Requirements >> Output each line of the material exactly as it stands.
— Begin —
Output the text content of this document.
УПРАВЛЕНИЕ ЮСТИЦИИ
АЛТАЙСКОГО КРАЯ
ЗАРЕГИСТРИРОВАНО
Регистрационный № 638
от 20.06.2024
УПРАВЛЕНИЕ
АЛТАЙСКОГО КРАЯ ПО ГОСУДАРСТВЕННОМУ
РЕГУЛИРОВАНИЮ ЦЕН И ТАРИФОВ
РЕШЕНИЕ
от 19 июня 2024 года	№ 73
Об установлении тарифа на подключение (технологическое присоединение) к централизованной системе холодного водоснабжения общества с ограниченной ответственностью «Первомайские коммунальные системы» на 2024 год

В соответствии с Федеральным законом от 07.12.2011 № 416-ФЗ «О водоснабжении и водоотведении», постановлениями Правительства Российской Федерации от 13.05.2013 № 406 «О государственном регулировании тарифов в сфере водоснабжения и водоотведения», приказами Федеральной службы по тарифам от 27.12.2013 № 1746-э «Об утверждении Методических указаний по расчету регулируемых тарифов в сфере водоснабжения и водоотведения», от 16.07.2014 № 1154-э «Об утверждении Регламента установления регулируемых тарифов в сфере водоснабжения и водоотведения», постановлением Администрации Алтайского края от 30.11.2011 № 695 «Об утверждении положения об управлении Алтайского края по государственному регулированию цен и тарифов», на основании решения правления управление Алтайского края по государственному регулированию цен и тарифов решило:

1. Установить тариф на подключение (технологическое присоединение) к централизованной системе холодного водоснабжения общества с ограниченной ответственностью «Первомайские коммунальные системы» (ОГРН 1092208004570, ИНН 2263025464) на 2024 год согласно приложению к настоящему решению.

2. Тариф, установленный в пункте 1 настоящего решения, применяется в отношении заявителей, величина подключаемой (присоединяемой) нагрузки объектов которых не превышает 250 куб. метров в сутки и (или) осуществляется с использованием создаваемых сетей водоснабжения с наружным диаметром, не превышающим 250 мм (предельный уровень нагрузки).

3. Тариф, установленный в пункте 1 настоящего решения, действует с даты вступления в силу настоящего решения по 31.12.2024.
— End —
Output for this task >>
Output the text content of this document.
УПРАВЛЕНИЕ ЮСТИЦИИ
АЛТАЙСКОГО КРАЯ
ЗАРЕГИСТРИРОВАНО
Регистрационный № 638
от 20.06.2024
УПРАВЛЕНИЕ
АЛТАЙСКОГО КРАЯ ПО ГОСУДАРСТВЕННОМУ
РЕГУЛИРОВАНИЮ ЦЕН И ТАРИФОВ
РЕШЕНИЕ
от 19 июня 2024 года	№ 73
Об установлении тарифа на подключение (технологическое присоединение) к централизованной системе холодного водоснабжения общества с ограниченной ответственностью «Первомайские коммунальные системы» на 2024 год

В соответствии с Федеральным законом от 07.12.2011 № 416-ФЗ «О водоснабжении и водоотведении», постановлениями Правительства Российской Федерации от 13.05.2013 № 406 «О государственном регулировании тарифов в сфере водоснабжения и водоотведения», приказами Федеральной службы по тарифам от 27.12.2013 № 1746-э «Об утверждении Методических указаний по расчету регулируемых тарифов в сфере водоснабжения и водоотведения», от 16.07.2014 № 1154-э «Об утверждении Регламента установления регулируемых тарифов в сфере водоснабжения и водоотведения», постановлением Администрации Алтайского края от 30.11.2011 № 695 «Об утверждении положения об управлении Алтайского края по государственному регулированию цен и тарифов», на основании решения правления управление Алтайского края по государственному регулированию цен и тарифов решило:

1. Установить тариф на подключение (технологическое присоединение) к централизованной системе холодного водоснабжения общества с ограниченной ответственностью «Первомайские коммунальные системы» (ОГРН 1092208004570, ИНН 2263025464) на 2024 год согласно приложению к настоящему решению.

2. Тариф, установленный в пункте 1 настоящего решения, применяется в отношении заявителей, величина подключаемой (присоединяемой) нагрузки объектов которых не превышает 250 куб. метров в сутки и (или) осуществляется с использованием создаваемых сетей водоснабжения с наружным диаметром, не превышающим 250 мм (предельный уровень нагрузки).

3. Тариф, установленный в пункте 1 настоящего решения, действует с даты вступления в силу настоящего решения по 31.12.2024.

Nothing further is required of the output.